Instructions for the task | Report how many lines contain "description". Give the number and nothing else.

The input |
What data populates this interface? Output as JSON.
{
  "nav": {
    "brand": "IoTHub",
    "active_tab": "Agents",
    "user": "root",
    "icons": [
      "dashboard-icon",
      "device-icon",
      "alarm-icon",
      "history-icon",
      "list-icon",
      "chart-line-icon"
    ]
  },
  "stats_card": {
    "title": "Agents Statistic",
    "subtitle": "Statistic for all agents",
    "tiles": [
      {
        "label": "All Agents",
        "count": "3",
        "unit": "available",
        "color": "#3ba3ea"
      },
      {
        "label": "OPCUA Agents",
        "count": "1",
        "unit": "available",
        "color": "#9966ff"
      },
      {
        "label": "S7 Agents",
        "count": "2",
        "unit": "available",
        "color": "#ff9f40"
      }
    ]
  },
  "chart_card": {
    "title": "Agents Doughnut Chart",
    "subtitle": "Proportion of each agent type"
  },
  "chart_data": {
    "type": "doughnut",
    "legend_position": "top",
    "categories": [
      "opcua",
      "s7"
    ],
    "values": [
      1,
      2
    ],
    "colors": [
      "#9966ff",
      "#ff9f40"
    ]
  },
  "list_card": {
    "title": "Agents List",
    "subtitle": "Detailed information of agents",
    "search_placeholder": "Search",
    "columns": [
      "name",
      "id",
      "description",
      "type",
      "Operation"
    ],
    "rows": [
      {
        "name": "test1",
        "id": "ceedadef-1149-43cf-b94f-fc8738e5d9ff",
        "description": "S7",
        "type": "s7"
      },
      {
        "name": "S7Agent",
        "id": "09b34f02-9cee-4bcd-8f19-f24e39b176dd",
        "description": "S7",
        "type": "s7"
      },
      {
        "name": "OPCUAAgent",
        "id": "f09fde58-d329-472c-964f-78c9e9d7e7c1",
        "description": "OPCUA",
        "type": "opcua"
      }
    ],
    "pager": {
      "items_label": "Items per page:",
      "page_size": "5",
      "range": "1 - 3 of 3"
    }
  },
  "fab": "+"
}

Correct output | 4